→ **What the exercise asks**
Search the entries below for the string "Friday" and copy the lines that hold it.

------ Supplied data ------

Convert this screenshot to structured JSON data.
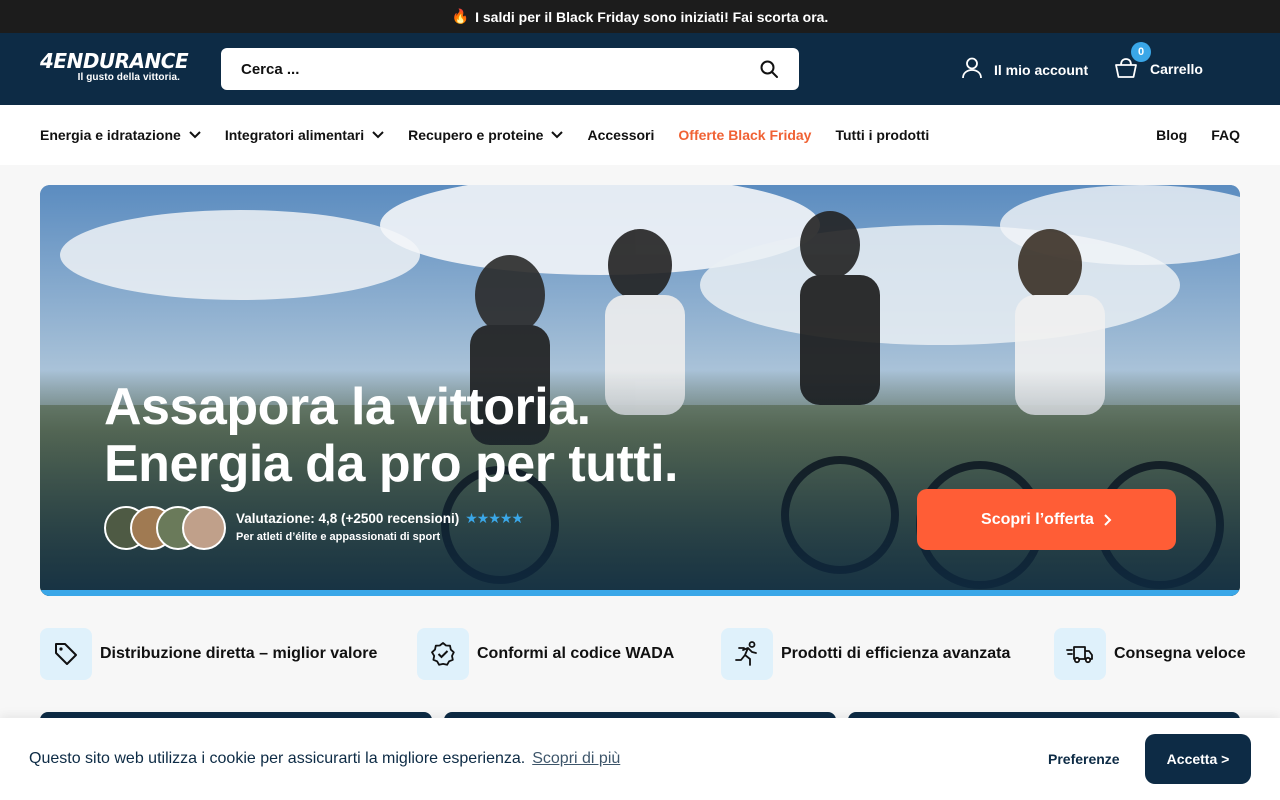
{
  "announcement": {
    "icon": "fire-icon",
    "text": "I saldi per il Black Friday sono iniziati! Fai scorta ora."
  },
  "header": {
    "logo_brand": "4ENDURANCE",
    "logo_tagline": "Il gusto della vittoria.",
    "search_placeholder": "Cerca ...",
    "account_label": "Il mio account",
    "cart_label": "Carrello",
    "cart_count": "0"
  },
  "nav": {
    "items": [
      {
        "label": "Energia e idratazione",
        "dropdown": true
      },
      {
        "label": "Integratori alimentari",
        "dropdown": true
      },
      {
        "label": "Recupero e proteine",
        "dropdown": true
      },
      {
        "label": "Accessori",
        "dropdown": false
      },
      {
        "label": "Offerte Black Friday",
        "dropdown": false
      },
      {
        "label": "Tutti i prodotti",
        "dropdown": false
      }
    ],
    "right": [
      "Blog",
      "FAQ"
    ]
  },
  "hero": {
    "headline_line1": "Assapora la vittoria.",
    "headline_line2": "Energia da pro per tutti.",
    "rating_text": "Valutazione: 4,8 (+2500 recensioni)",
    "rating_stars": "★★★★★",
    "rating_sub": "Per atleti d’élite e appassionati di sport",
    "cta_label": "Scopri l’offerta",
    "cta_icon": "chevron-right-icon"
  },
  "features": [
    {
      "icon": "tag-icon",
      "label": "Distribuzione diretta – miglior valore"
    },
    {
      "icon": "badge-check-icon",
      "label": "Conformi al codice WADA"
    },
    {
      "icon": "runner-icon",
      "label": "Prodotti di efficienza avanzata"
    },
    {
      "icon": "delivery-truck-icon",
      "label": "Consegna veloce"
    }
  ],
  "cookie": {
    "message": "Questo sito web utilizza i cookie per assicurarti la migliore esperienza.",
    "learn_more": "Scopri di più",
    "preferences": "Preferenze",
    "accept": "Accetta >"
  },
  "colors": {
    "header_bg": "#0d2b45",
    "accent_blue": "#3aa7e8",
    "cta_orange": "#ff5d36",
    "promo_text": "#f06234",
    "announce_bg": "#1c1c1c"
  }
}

------
------ Supplied data ------

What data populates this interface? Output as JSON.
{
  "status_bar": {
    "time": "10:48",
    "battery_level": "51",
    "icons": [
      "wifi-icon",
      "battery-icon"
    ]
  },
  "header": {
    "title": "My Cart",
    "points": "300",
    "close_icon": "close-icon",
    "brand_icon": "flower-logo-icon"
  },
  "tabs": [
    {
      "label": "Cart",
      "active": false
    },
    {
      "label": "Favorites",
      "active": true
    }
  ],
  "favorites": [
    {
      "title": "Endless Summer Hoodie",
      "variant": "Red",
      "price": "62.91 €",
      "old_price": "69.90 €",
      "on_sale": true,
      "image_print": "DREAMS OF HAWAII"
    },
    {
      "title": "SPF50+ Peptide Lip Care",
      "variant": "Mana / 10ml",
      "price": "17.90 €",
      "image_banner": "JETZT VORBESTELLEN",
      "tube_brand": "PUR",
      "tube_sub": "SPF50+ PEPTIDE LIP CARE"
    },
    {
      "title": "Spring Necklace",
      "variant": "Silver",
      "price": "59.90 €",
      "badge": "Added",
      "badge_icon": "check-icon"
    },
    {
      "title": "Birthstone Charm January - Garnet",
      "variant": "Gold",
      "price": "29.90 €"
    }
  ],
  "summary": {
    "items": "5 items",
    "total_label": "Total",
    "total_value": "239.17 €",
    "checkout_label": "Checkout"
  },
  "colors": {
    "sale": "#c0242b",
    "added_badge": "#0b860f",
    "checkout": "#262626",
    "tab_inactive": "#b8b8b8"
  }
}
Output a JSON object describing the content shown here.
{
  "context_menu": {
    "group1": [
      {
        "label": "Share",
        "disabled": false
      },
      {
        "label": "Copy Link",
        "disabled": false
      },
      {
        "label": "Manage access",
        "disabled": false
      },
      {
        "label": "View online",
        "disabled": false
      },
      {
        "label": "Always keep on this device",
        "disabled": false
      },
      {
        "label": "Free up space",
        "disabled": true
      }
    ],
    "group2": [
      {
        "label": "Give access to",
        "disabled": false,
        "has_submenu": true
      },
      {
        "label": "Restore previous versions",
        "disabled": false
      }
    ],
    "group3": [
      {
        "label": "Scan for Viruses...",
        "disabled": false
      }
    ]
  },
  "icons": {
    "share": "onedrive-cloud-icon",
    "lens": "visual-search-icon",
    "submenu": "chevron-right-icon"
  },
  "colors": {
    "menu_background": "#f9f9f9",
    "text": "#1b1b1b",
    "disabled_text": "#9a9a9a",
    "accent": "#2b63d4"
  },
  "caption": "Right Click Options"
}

------

→ **Finished exercise**
    "text": "I saldi per il Black Friday sono iniziati! Fai scorta ora."
        "label": "Offerte Black Friday",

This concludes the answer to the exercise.